Retype all of the entries word for word.

---

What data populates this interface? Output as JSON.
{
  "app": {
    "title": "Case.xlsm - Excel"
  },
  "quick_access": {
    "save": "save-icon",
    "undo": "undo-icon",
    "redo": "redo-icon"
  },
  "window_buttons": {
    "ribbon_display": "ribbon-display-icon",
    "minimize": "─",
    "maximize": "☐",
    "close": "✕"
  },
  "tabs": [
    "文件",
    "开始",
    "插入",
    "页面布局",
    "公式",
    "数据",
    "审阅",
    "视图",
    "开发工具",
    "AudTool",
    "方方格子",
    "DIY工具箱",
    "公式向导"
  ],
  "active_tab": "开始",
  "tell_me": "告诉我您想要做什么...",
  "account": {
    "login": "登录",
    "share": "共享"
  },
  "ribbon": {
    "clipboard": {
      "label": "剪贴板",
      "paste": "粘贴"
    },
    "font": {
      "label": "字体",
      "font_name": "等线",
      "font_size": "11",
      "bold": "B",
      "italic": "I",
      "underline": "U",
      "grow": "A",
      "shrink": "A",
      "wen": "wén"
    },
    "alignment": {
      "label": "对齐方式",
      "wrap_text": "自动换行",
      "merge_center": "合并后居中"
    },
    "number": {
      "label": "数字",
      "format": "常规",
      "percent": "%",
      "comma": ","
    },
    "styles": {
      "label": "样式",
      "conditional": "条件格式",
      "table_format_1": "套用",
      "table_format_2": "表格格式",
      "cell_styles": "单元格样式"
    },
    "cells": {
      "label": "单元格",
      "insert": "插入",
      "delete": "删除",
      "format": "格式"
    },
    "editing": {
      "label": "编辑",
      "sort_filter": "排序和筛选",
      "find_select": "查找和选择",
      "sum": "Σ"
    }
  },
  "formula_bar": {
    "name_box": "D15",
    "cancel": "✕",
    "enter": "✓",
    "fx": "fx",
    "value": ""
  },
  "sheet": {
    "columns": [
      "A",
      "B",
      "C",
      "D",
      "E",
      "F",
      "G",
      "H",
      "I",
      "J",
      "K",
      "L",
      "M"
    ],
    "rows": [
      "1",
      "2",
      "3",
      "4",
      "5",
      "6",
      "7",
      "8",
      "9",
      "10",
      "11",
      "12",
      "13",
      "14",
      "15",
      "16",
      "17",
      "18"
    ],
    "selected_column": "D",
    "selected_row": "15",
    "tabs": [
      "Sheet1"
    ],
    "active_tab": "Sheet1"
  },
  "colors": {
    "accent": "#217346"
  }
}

---

* [OUTPUT BELOW]:
What data populates this interface? Output as JSON.
{
  "app": {
    "title": "Case.xlsm - Excel"
  },
  "quick_access": {
    "save": "save-icon",
    "undo": "undo-icon",
    "redo": "redo-icon"
  },
  "window_buttons": {
    "ribbon_display": "ribbon-display-icon",
    "minimize": "─",
    "maximize": "☐",
    "close": "✕"
  },
  "tabs": [
    "文件",
    "开始",
    "插入",
    "页面布局",
    "公式",
    "数据",
    "审阅",
    "视图",
    "开发工具",
    "AudTool",
    "方方格子",
    "DIY工具箱",
    "公式向导"
  ],
  "active_tab": "开始",
  "tell_me": "告诉我您想要做什么...",
  "account": {
    "login": "登录",
    "share": "共享"
  },
  "ribbon": {
    "clipboard": {
      "label": "剪贴板",
      "paste": "粘贴"
    },
    "font": {
      "label": "字体",
      "font_name": "等线",
      "font_size": "11",
      "bold": "B",
      "italic": "I",
      "underline": "U",
      "grow": "A",
      "shrink": "A",
      "wen": "wén"
    },
    "alignment": {
      "label": "对齐方式",
      "wrap_text": "自动换行",
      "merge_center": "合并后居中"
    },
    "number": {
      "label": "数字",
      "format": "常规",
      "percent": "%",
      "comma": ","
    },
    "styles": {
      "label": "样式",
      "conditional": "条件格式",
      "table_format_1": "套用",
      "table_format_2": "表格格式",
      "cell_styles": "单元格样式"
    },
    "cells": {
      "label": "单元格",
      "insert": "插入",
      "delete": "删除",
      "format": "格式"
    },
    "editing": {
      "label": "编辑",
      "sort_filter": "排序和筛选",
      "find_select": "查找和选择",
      "sum": "Σ"
    }
  },
  "formula_bar": {
    "name_box": "D15",
    "cancel": "✕",
    "enter": "✓",
    "fx": "fx",
    "value": ""
  },
  "sheet": {
    "columns": [
      "A",
      "B",
      "C",
      "D",
      "E",
      "F",
      "G",
      "H",
      "I",
      "J",
      "K",
      "L",
      "M"
    ],
    "rows": [
      "1",
      "2",
      "3",
      "4",
      "5",
      "6",
      "7",
      "8",
      "9",
      "10",
      "11",
      "12",
      "13",
      "14",
      "15",
      "16",
      "17",
      "18"
    ],
    "selected_column": "D",
    "selected_row": "15",
    "tabs": [
      "Sheet1"
    ],
    "active_tab": "Sheet1"
  },
  "colors": {
    "accent": "#217346"
  }
}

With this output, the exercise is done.